Written exercise: Will you quote all of the entries, word for word?

Items from a figure collection:
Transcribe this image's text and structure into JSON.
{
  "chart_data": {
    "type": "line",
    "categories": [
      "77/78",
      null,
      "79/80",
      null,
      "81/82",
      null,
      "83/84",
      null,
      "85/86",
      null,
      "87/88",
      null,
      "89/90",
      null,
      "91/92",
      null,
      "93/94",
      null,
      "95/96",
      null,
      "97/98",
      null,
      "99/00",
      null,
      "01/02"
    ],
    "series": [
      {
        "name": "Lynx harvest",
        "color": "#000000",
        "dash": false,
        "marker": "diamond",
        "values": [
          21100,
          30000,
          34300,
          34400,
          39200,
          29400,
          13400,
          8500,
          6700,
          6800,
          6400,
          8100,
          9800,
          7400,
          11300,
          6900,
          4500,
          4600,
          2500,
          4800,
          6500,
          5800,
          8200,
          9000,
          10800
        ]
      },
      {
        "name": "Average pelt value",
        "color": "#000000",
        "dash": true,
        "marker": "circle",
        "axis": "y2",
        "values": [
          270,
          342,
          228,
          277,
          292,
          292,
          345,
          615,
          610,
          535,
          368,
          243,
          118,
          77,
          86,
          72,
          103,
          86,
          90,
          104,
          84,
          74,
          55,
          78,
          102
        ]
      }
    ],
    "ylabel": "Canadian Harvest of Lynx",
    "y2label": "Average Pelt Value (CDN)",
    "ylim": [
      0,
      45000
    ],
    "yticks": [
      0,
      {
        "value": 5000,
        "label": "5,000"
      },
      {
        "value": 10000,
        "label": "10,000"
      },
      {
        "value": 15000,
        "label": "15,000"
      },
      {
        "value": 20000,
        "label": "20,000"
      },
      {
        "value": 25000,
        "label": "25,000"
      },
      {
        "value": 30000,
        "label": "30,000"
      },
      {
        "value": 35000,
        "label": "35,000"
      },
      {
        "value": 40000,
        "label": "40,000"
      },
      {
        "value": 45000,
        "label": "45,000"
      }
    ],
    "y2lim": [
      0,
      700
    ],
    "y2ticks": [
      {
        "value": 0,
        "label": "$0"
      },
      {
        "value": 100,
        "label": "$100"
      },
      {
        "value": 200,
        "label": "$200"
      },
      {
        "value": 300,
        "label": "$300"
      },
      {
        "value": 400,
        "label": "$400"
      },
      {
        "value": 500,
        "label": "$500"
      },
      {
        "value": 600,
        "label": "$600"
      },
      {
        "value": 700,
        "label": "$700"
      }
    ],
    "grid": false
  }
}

Output:
Transcribe this image's text and structure into JSON.
{
  "chart_data": {
    "type": "line",
    "categories": [
      "77/78",
      null,
      "79/80",
      null,
      "81/82",
      null,
      "83/84",
      null,
      "85/86",
      null,
      "87/88",
      null,
      "89/90",
      null,
      "91/92",
      null,
      "93/94",
      null,
      "95/96",
      null,
      "97/98",
      null,
      "99/00",
      null,
      "01/02"
    ],
    "series": [
      {
        "name": "Lynx harvest",
        "color": "#000000",
        "dash": false,
        "marker": "diamond",
        "values": [
          21100,
          30000,
          34300,
          34400,
          39200,
          29400,
          13400,
          8500,
          6700,
          6800,
          6400,
          8100,
          9800,
          7400,
          11300,
          6900,
          4500,
          4600,
          2500,
          4800,
          6500,
          5800,
          8200,
          9000,
          10800
        ]
      },
      {
        "name": "Average pelt value",
        "color": "#000000",
        "dash": true,
        "marker": "circle",
        "axis": "y2",
        "values": [
          270,
          342,
          228,
          277,
          292,
          292,
          345,
          615,
          610,
          535,
          368,
          243,
          118,
          77,
          86,
          72,
          103,
          86,
          90,
          104,
          84,
          74,
          55,
          78,
          102
        ]
      }
    ],
    "ylabel": "Canadian Harvest of Lynx",
    "y2label": "Average Pelt Value (CDN)",
    "ylim": [
      0,
      45000
    ],
    "yticks": [
      0,
      {
        "value": 5000,
        "label": "5,000"
      },
      {
        "value": 10000,
        "label": "10,000"
      },
      {
        "value": 15000,
        "label": "15,000"
      },
      {
        "value": 20000,
        "label": "20,000"
      },
      {
        "value": 25000,
        "label": "25,000"
      },
      {
        "value": 30000,
        "label": "30,000"
      },
      {
        "value": 35000,
        "label": "35,000"
      },
      {
        "value": 40000,
        "label": "40,000"
      },
      {
        "value": 45000,
        "label": "45,000"
      }
    ],
    "y2lim": [
      0,
      700
    ],
    "y2ticks": [
      {
        "value": 0,
        "label": "$0"
      },
      {
        "value": 100,
        "label": "$100"
      },
      {
        "value": 200,
        "label": "$200"
      },
      {
        "value": 300,
        "label": "$300"
      },
      {
        "value": 400,
        "label": "$400"
      },
      {
        "value": 500,
        "label": "$500"
      },
      {
        "value": 600,
        "label": "$600"
      },
      {
        "value": 700,
        "label": "$700"
      }
    ],
    "grid": false
  }
}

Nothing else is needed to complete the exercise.